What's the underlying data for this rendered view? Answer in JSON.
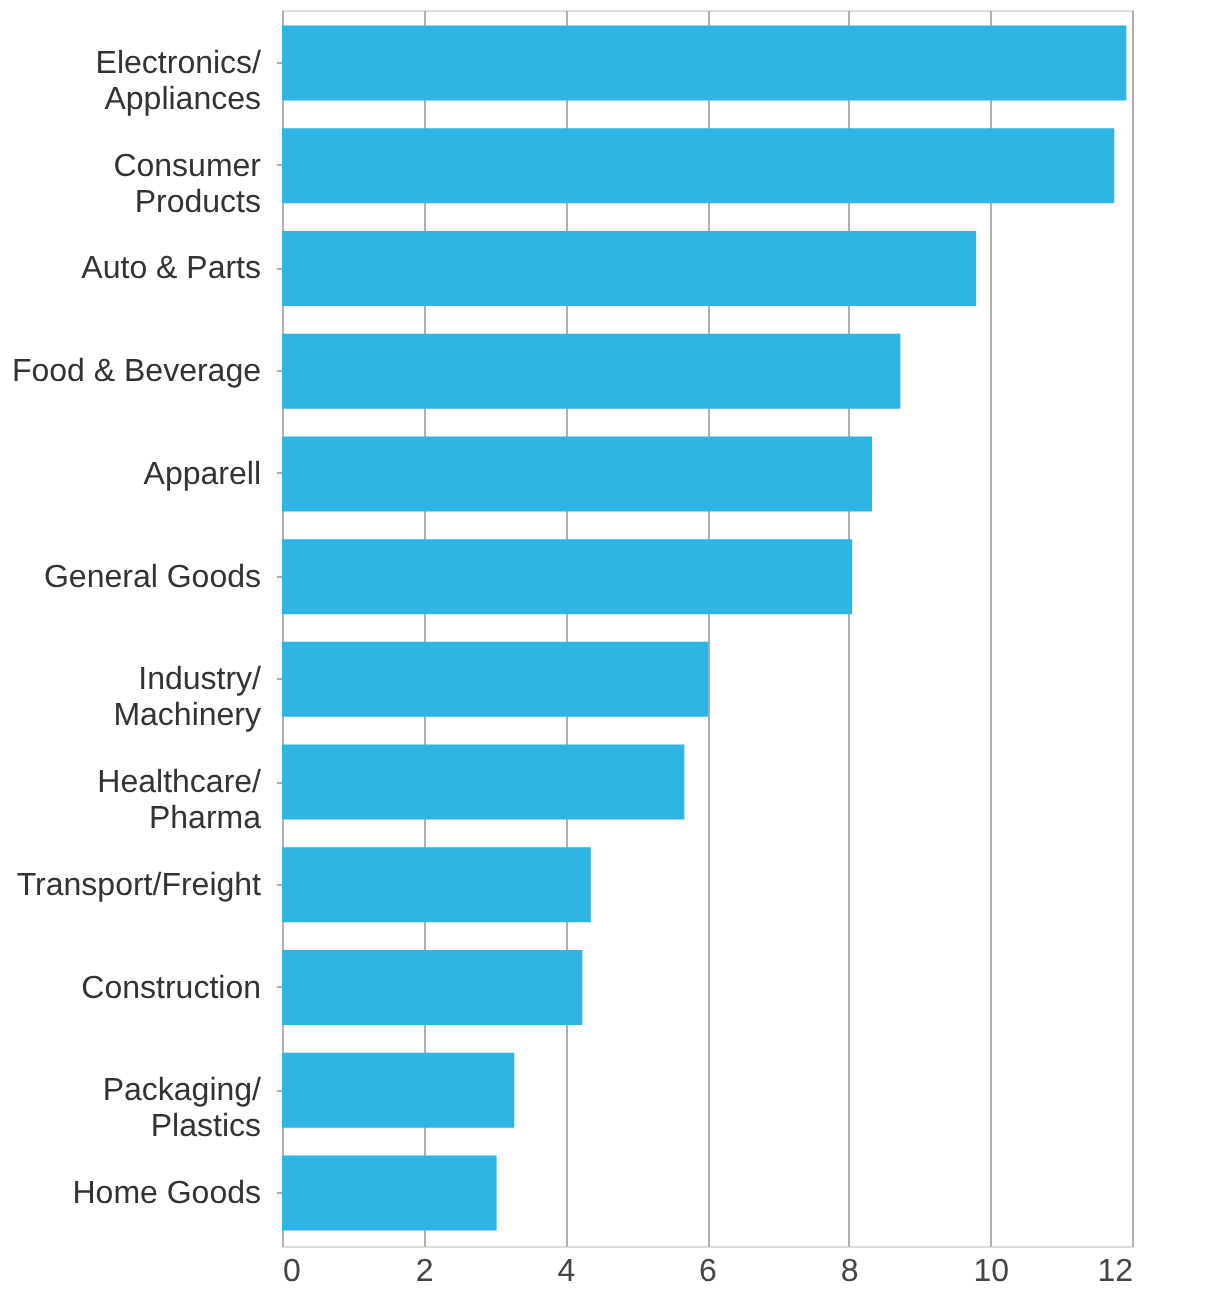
{
  "chart_data": {
    "type": "bar",
    "orientation": "horizontal",
    "categories": [
      "Electronics/\nAppliances",
      "Consumer\nProducts",
      "Auto & Parts",
      "Food & Beverage",
      "Apparell",
      "General Goods",
      "Industry/\nMachinery",
      "Healthcare/\nPharma",
      "Transport/Freight",
      "Construction",
      "Packaging/\nPlastics",
      "Home Goods"
    ],
    "values": [
      11.92,
      11.75,
      9.8,
      8.73,
      8.33,
      8.05,
      6.02,
      5.68,
      4.36,
      4.24,
      3.28,
      3.03
    ],
    "color": "#2eb5e4",
    "xlim": [
      0,
      12
    ],
    "xticks": [
      0,
      2,
      4,
      6,
      8,
      10,
      12
    ],
    "grid": "x"
  }
}
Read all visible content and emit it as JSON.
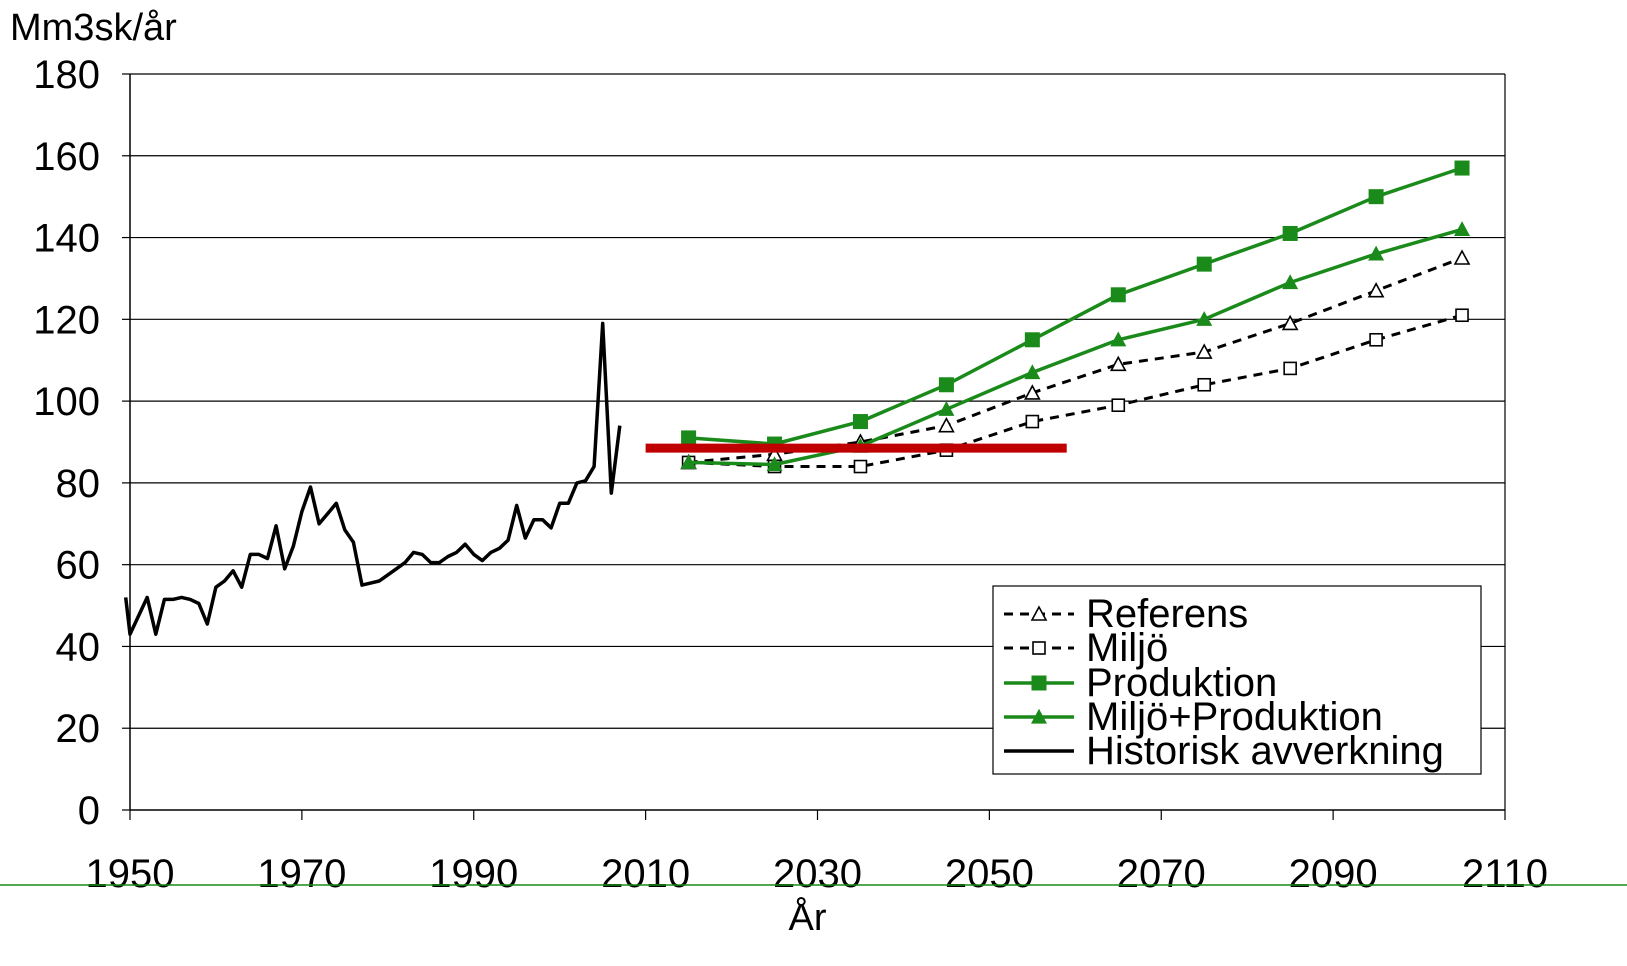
____________________
- [Task instructions]: Leave the pictures out and print the records above exactly as they stand.

- [Task answer]:
What's the underlying data for this rendered view? Answer in JSON.
{
  "chart_data": {
    "type": "bar",
    "orientation": "horizontal",
    "categories": [
      "Electronics/\nAppliances",
      "Consumer\nProducts",
      "Auto & Parts",
      "Food & Beverage",
      "Apparell",
      "General Goods",
      "Industry/\nMachinery",
      "Healthcare/\nPharma",
      "Transport/Freight",
      "Construction",
      "Packaging/\nPlastics",
      "Home Goods"
    ],
    "values": [
      11.92,
      11.75,
      9.8,
      8.73,
      8.33,
      8.05,
      6.02,
      5.68,
      4.36,
      4.24,
      3.28,
      3.03
    ],
    "color": "#2eb5e4",
    "xlim": [
      0,
      12
    ],
    "xticks": [
      0,
      2,
      4,
      6,
      8,
      10,
      12
    ],
    "grid": "x"
  }
}
Read all visible content and emit it as JSON.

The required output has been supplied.